------ Data for this task

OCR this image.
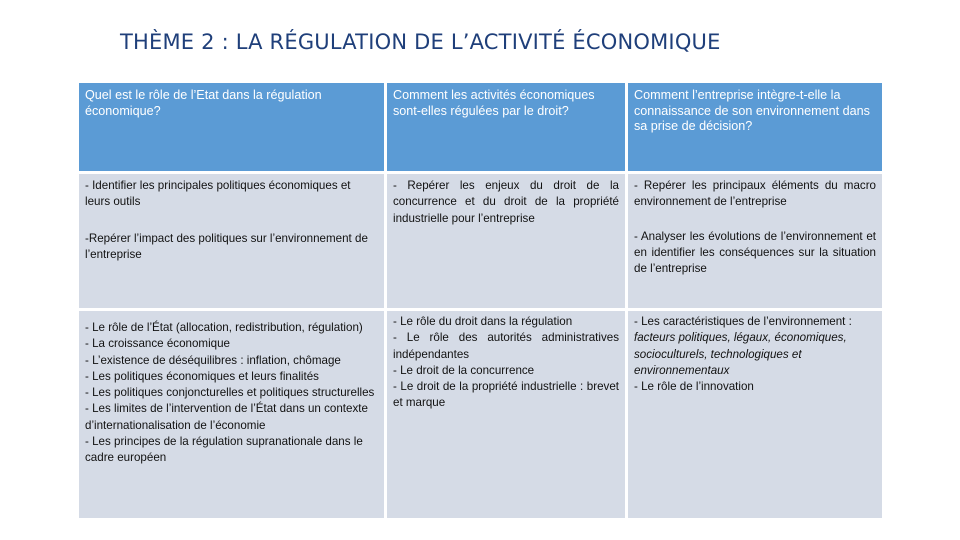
THÈME 2 : LA RÉGULATION DE L’ACTIVITÉ ÉCONOMIQUE
Quel est le rôle de l’Etat dans la régulation économique?
Comment les activités économiques sont-elles régulées par le droit?
Comment l’entreprise intègre-t-elle la connaissance de son environnement dans sa prise de décision?
- Identifier les principales politiques économiques et leurs outils
-Repérer l’impact des politiques sur l’environnement de l’entreprise
- Repérer les enjeux du droit de la concurrence et du droit de la propriété industrielle pour l’entreprise
- Repérer les principaux éléments du macro environnement de l’entreprise
- Analyser les évolutions de l’environnement et en identifier les conséquences sur la situation de l’entreprise
- Le rôle de l’État (allocation, redistribution, régulation)
- La croissance économique
- L’existence de déséquilibres : inflation, chômage
- Les politiques économiques et leurs finalités
- Les politiques conjoncturelles et politiques structurelles
- Les limites de l’intervention de l’État dans un contexte d’internationalisation de l’économie
- Les principes de la régulation supranationale dans le cadre européen
- Le rôle du droit dans la régulation
- Le rôle des autorités administratives indépendantes
- Le droit de la concurrence
- Le droit de la propriété industrielle : brevet et marque
- Les caractéristiques de l’environnement : facteurs politiques, légaux, économiques, socioculturels, technologiques et environnementaux
- Le rôle de l’innovation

------------

Output, exactly, all the records above; include no pictures.

» **Exercise result**:
OCR this image.
THÈME 2 : LA RÉGULATION DE L’ACTIVITÉ ÉCONOMIQUE
Quel est le rôle de l’Etat dans la régulation économique?
Comment les activités économiques sont-elles régulées par le droit?
Comment l’entreprise intègre-t-elle la connaissance de son environnement dans sa prise de décision?
- Identifier les principales politiques économiques et leurs outils
-Repérer l’impact des politiques sur l’environnement de l’entreprise
- Repérer les enjeux du droit de la concurrence et du droit de la propriété industrielle pour l’entreprise
- Repérer les principaux éléments du macro environnement de l’entreprise
- Analyser les évolutions de l’environnement et en identifier les conséquences sur la situation de l’entreprise
- Le rôle de l’État (allocation, redistribution, régulation)
- La croissance économique
- L’existence de déséquilibres : inflation, chômage
- Les politiques économiques et leurs finalités
- Les politiques conjoncturelles et politiques structurelles
- Les limites de l’intervention de l’État dans un contexte d’internationalisation de l’économie
- Les principes de la régulation supranationale dans le cadre européen
- Le rôle du droit dans la régulation
- Le rôle des autorités administratives indépendantes
- Le droit de la concurrence
- Le droit de la propriété industrielle : brevet et marque
- Les caractéristiques de l’environnement : facteurs politiques, légaux, économiques, socioculturels, technologiques et environnementaux
- Le rôle de l’innovation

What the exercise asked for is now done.